AIM OF THE EXERCISE :: Filter the records below for the word "this". Copy each line that holds it.

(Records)
"""
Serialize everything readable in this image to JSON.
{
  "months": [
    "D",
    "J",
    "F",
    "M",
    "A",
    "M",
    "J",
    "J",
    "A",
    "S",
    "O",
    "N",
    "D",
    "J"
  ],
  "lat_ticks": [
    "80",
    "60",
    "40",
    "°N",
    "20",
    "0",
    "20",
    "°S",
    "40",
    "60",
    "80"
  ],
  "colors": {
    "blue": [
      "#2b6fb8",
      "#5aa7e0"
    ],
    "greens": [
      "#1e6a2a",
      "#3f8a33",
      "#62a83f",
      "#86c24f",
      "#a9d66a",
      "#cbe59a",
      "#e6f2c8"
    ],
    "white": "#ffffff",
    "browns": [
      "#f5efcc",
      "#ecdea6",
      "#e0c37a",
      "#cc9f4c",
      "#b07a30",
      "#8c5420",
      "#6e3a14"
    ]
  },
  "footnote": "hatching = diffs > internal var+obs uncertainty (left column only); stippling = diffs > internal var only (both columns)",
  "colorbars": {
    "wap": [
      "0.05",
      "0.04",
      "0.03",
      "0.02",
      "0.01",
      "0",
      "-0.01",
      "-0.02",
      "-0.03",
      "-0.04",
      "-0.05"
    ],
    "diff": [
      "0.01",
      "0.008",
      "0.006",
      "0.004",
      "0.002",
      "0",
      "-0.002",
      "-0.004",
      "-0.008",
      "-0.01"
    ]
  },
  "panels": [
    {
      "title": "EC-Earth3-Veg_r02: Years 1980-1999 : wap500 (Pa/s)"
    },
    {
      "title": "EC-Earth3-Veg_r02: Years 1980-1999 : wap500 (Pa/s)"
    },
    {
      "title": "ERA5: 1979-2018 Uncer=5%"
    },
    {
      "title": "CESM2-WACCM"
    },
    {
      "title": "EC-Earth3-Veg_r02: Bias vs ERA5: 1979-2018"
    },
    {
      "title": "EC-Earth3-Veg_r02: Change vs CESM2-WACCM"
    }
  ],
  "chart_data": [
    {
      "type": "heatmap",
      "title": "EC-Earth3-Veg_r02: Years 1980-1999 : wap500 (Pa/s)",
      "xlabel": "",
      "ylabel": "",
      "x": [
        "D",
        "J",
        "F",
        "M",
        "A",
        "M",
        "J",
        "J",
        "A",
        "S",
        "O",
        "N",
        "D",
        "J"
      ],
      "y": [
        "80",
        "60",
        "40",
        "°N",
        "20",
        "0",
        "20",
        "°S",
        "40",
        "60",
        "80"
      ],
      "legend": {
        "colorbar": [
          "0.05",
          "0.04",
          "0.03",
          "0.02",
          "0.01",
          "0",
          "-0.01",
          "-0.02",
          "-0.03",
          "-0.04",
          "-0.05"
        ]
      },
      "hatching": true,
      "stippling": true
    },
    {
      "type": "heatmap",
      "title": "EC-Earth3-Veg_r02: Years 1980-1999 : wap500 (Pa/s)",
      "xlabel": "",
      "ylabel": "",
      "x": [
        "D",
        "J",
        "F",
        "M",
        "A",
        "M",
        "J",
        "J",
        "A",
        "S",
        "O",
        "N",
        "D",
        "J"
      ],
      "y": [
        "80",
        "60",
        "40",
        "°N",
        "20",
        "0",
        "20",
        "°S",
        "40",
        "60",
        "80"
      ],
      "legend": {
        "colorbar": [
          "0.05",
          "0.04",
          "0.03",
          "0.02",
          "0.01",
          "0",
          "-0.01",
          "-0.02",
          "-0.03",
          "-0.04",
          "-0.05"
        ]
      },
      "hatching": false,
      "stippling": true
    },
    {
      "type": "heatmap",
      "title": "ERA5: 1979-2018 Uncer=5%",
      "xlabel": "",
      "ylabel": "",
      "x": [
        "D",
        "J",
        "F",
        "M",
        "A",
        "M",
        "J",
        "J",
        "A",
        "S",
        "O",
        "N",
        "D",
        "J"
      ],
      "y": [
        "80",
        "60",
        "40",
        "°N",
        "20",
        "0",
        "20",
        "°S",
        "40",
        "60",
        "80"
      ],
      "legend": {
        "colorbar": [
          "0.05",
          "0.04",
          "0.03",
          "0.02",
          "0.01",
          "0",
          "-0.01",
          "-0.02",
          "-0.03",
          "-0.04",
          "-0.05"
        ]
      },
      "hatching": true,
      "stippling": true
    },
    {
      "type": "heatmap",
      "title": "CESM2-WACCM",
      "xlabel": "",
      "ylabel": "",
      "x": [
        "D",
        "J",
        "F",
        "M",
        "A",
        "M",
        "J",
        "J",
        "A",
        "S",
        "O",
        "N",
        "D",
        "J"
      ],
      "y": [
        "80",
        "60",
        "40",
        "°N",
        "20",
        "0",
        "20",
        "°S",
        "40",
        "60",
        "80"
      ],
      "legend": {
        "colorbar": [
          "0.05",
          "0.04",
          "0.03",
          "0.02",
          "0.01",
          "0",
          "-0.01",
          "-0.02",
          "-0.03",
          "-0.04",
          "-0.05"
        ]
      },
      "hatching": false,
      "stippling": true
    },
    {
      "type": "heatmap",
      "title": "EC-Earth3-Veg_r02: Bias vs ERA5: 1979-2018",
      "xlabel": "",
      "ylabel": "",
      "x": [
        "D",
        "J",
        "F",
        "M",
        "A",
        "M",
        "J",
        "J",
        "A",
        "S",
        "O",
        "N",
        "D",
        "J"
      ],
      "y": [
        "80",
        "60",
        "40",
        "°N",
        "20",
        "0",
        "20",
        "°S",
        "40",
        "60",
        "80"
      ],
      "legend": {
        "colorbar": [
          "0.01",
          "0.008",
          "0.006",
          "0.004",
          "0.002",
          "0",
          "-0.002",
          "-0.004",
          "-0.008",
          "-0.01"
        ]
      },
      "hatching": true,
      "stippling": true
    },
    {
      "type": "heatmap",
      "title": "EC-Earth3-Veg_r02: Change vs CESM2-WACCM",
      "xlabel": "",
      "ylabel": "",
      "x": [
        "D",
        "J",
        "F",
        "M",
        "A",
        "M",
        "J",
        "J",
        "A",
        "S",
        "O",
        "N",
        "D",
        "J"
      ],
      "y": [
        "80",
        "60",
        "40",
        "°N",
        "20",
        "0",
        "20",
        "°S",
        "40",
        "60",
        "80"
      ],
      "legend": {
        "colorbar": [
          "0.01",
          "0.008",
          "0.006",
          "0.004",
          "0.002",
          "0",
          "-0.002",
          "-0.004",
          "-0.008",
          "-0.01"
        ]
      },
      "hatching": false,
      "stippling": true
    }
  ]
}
"""
"""
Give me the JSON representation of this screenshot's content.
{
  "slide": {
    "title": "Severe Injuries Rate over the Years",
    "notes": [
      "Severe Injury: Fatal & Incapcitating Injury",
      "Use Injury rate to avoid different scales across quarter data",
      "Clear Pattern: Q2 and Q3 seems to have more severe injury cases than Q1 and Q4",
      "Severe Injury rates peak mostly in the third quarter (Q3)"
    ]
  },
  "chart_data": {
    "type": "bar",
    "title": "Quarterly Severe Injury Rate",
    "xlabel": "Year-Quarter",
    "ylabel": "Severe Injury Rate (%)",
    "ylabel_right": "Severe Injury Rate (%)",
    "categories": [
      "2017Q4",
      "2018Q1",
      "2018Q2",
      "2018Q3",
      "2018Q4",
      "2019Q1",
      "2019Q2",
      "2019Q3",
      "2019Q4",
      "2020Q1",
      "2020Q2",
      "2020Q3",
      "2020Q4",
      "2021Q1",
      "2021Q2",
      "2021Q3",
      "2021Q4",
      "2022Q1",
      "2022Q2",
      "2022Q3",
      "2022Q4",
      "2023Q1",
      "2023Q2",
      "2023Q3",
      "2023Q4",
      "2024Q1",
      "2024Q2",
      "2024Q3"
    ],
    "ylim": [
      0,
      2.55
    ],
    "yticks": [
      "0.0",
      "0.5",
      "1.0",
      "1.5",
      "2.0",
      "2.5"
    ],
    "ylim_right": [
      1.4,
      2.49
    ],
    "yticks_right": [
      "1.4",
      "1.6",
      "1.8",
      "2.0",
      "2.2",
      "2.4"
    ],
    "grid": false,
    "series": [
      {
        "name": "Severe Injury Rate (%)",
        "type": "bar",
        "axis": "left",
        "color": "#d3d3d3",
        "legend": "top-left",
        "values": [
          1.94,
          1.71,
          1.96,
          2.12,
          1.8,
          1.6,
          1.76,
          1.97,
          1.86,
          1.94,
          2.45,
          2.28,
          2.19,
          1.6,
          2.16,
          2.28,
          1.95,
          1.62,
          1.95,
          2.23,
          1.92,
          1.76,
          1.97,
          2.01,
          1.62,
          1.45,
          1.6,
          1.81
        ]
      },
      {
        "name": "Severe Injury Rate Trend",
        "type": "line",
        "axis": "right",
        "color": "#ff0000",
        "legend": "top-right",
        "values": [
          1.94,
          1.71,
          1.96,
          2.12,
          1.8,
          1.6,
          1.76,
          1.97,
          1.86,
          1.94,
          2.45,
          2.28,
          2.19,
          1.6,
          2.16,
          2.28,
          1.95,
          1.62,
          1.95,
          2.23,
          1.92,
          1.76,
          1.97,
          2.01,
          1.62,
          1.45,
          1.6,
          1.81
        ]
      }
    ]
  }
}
"""
PROBLEM SOLUTION ::
Serialize everything readable in this image to JSON.
Give me the JSON representation of this screenshot's content.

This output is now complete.